* start *

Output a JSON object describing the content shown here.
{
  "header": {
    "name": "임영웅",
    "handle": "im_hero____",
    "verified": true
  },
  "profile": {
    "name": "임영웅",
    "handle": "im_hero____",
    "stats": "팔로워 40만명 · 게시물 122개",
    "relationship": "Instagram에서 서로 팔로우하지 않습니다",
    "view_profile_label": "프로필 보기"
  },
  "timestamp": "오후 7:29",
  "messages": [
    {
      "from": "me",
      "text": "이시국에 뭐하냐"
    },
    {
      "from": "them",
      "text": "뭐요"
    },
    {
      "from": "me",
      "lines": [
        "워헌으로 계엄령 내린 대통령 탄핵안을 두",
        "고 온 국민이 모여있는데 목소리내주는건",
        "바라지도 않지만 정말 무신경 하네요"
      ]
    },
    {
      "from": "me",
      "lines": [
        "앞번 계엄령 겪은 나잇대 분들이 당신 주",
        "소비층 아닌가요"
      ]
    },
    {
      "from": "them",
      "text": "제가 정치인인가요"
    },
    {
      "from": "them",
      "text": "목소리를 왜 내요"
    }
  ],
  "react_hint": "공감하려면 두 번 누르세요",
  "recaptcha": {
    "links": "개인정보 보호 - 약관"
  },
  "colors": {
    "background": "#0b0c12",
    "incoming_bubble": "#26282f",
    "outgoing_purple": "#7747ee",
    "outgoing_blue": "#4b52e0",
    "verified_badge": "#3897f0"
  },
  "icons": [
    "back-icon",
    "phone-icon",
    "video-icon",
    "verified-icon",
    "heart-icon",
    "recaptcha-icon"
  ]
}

* end *

→ **Required work**
Without leaving anything out, give the entries again exactly.

→ **Task result**
Output a JSON object describing the content shown here.
{
  "header": {
    "name": "임영웅",
    "handle": "im_hero____",
    "verified": true
  },
  "profile": {
    "name": "임영웅",
    "handle": "im_hero____",
    "stats": "팔로워 40만명 · 게시물 122개",
    "relationship": "Instagram에서 서로 팔로우하지 않습니다",
    "view_profile_label": "프로필 보기"
  },
  "timestamp": "오후 7:29",
  "messages": [
    {
      "from": "me",
      "text": "이시국에 뭐하냐"
    },
    {
      "from": "them",
      "text": "뭐요"
    },
    {
      "from": "me",
      "lines": [
        "워헌으로 계엄령 내린 대통령 탄핵안을 두",
        "고 온 국민이 모여있는데 목소리내주는건",
        "바라지도 않지만 정말 무신경 하네요"
      ]
    },
    {
      "from": "me",
      "lines": [
        "앞번 계엄령 겪은 나잇대 분들이 당신 주",
        "소비층 아닌가요"
      ]
    },
    {
      "from": "them",
      "text": "제가 정치인인가요"
    },
    {
      "from": "them",
      "text": "목소리를 왜 내요"
    }
  ],
  "react_hint": "공감하려면 두 번 누르세요",
  "recaptcha": {
    "links": "개인정보 보호 - 약관"
  },
  "colors": {
    "background": "#0b0c12",
    "incoming_bubble": "#26282f",
    "outgoing_purple": "#7747ee",
    "outgoing_blue": "#4b52e0",
    "verified_badge": "#3897f0"
  },
  "icons": [
    "back-icon",
    "phone-icon",
    "video-icon",
    "verified-icon",
    "heart-icon",
    "recaptcha-icon"
  ]
}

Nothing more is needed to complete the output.